# WORK ORDER
Scan the records below, and wherever a line has the word "JSON", pull it out.
++++ AVAILABLE DATA ++++
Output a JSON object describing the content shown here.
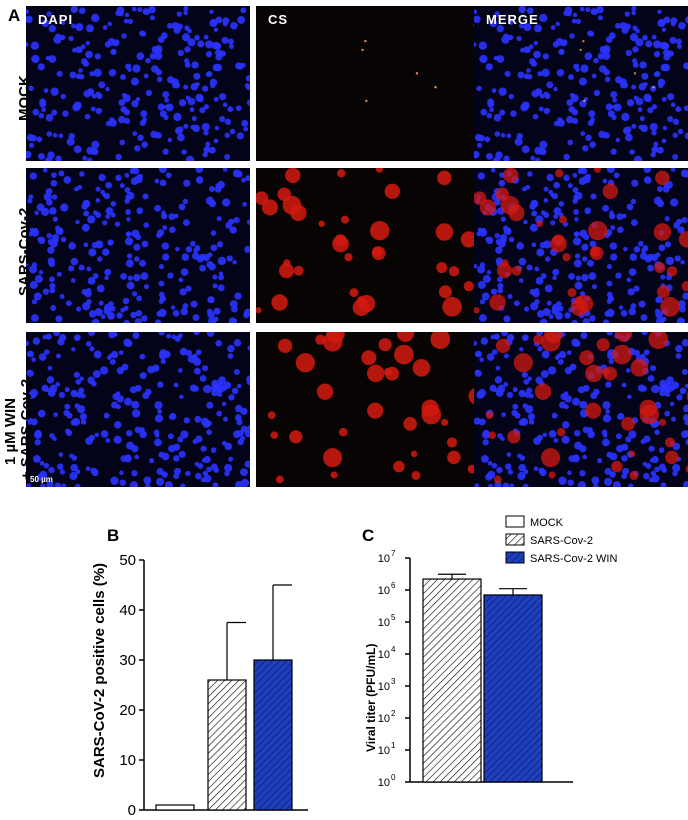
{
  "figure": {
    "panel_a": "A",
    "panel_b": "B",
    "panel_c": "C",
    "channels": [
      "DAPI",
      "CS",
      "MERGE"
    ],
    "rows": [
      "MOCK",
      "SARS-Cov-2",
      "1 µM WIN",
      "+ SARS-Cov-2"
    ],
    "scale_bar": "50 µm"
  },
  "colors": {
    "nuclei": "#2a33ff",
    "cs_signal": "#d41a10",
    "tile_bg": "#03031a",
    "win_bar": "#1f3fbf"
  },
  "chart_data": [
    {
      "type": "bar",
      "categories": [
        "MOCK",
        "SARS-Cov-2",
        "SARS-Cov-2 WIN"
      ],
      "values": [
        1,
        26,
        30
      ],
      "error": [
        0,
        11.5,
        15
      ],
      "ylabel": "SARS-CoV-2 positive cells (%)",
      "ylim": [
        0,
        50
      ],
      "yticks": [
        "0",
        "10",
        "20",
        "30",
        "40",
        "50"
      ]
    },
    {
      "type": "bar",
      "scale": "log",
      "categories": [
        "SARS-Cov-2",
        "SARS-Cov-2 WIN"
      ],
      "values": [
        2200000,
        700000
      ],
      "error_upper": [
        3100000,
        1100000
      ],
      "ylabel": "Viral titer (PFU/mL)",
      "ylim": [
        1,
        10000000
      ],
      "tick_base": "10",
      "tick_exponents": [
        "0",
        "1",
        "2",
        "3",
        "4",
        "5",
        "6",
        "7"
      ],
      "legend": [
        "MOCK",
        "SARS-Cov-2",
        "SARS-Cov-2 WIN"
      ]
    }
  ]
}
++++
++++ AVAILABLE DATA ++++
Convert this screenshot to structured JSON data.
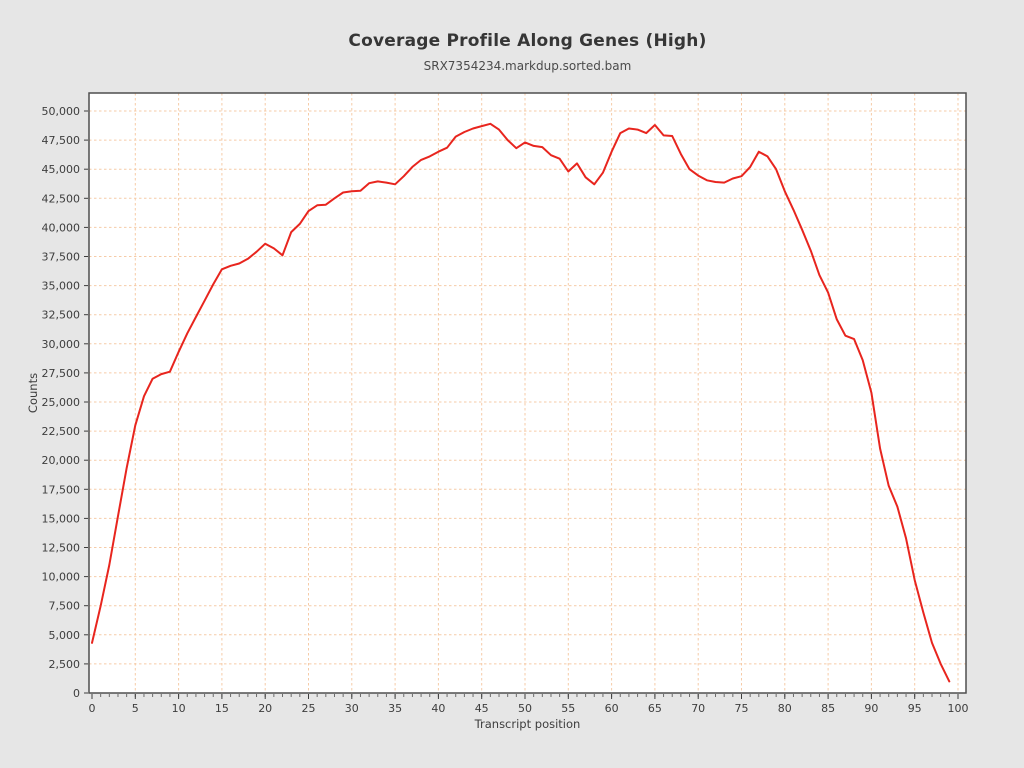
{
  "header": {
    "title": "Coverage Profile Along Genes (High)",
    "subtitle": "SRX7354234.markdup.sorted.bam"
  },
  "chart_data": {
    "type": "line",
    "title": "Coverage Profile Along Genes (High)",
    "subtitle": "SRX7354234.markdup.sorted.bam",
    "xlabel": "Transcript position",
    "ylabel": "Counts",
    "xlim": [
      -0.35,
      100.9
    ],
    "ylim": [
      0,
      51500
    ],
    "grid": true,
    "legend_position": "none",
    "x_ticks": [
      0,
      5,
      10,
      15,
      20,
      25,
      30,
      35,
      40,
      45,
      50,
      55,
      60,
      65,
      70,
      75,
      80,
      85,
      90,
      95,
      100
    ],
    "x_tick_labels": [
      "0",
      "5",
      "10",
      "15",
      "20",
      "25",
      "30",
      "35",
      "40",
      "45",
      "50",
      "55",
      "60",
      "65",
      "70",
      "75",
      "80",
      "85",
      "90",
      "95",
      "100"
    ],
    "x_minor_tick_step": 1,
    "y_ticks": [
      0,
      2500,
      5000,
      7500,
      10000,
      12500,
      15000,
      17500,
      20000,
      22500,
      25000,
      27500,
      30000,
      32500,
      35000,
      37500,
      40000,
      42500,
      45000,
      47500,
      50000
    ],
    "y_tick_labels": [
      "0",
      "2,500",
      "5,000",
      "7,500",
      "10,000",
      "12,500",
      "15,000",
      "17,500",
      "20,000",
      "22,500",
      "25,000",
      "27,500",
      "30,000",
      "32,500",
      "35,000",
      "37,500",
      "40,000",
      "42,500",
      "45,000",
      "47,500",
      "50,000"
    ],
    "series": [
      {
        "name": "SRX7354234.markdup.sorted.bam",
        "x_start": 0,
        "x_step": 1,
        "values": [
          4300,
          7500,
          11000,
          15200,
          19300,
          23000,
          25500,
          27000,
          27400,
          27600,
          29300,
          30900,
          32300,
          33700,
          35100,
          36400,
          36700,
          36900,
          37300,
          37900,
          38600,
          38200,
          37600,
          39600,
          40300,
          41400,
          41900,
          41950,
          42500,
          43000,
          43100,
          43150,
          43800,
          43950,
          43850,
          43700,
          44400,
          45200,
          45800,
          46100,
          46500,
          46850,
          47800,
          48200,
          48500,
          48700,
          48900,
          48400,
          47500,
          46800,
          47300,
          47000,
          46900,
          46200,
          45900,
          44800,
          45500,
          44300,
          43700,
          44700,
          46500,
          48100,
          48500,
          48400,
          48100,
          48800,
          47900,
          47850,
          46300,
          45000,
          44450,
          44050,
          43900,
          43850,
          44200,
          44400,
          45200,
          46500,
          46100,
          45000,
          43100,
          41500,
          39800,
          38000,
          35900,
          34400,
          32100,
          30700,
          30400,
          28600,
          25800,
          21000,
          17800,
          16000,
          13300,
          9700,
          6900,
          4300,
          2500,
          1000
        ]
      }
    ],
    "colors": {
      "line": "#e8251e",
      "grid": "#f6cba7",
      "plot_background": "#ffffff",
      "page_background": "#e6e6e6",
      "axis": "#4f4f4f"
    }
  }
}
++++
# WRITTEN SOLUTION
Output a JSON object describing the content shown here.
Convert this screenshot to structured JSON data.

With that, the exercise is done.